## begin PROVIDED PASSAGE
For Winning Grants, Pay Attention to Attachments
For Winning Grants, Pay Attention to Attachments

When developing grant proposals, the project narrative and budget share center stage. The narrative carries a heavy burden–proving the proposed program is needed, explaining how the program will work, what it will accomplish, and building confidence that the applicant organization has the capacity to get the job done. 

A stellar budget alone will not win a grant award, but an incomplete or incoherent budget can sink your chances of winning. But in the frenzy of pulling the project narrative and budget together, the task of compiling attachments is often a last-minute consideration. That’s a mistake.

“Attachments are generally thought of as add-ons that can easily be included once the narrative and budget are complete, but that head-set can be fatal to your chances of an award,” said Barbara Floersch, grants expert and author of “You Have a Hammer: Building Grant Proposals for Social Change.”
## end PROVIDED PASSAGE
- [TASK LIST]
1. Answer these from the article on grant proposal attachments:
(a) Which two parts of a grant proposal share center stage?
(b) What kind of budget can sink your chances of winning?
(c) What is the title of the book Barbara Floersch wrote?
2. Carry on the article about grant proposal attachments from its final sentence.
## begin DATA RECORDS
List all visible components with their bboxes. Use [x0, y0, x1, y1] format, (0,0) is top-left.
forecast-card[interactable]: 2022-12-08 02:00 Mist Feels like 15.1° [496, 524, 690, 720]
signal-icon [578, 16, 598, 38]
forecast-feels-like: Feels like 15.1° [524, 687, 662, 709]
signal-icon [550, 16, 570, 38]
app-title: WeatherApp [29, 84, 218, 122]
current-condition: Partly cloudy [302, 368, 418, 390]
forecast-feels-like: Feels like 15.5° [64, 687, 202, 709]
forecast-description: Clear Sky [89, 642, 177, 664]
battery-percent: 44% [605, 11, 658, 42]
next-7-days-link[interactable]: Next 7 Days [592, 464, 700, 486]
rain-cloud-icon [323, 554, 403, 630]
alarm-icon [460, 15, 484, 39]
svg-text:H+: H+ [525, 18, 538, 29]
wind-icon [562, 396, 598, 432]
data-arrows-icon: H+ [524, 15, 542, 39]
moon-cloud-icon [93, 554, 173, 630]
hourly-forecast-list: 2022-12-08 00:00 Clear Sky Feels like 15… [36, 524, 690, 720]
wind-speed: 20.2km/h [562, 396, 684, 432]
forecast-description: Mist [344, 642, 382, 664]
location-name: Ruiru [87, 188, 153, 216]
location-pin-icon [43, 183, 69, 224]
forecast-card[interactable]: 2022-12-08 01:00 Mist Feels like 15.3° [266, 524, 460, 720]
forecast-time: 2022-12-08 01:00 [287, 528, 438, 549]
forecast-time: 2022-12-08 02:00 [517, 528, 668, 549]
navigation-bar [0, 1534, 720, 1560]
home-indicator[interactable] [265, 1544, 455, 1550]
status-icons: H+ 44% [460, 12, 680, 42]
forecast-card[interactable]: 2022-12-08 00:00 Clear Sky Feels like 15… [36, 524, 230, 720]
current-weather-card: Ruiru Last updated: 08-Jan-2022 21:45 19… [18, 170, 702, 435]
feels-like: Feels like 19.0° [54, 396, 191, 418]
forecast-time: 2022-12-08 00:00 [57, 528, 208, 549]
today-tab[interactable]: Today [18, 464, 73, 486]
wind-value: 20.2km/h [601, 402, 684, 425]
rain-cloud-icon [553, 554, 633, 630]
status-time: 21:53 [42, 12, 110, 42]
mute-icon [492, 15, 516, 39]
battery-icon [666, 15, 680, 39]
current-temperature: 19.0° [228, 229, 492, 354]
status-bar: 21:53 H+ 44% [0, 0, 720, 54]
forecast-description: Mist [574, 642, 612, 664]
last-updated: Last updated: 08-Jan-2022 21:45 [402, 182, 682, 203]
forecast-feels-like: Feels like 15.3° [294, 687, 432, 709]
## end DATA RECORDS
- [RESULTS BY TASK]
1.
(a) The project narrative and the budget.
(b) An incomplete or incoherent budget.
(c) "You Have a Hammer: Building Grant Proposals for Social Change."

2.
“Many attachments are required rather than optional, sloppy attachments hurt the proposal’s credibility, and securing some attachments takes serious time, according to Floersch. To ensure that a package of high-quality attachments will be ready when you need it, Floersch urged organizations to elevate the importance of attachments in the proposal development plan.

One way to ensure attachments receive appropriate attention is to assign responsibility. Just as staff members are assigned to lead development of the project narrative and budget, make someone responsible for producing the attachment package. 

As the project narrative evolves, the lead writer will likely refer to attachments that are beyond those required by the funder (e.g., an evaluation report, a news clipping), so establish a simple alert system to ensure that the person preparing the attachment package is aware of evolving needs – no last-minute surprises.

Securing needed attachments can take a considerable amount of time and might require participation of the organization’s administrative team. For example, when a federal proposal requires specific, detailed Memoranda of Understanding from other organizations, the executive director might need to handle those requests and negotiations. When a state agency needs to certify that your organization is meeting a priority need, obtaining a written statement can take considerable effort. 

Updating staff resumes and job descriptions is time consuming. Updating an organizational chart generally takes consideration and discussion well beyond where to add a new box in the existing graphic.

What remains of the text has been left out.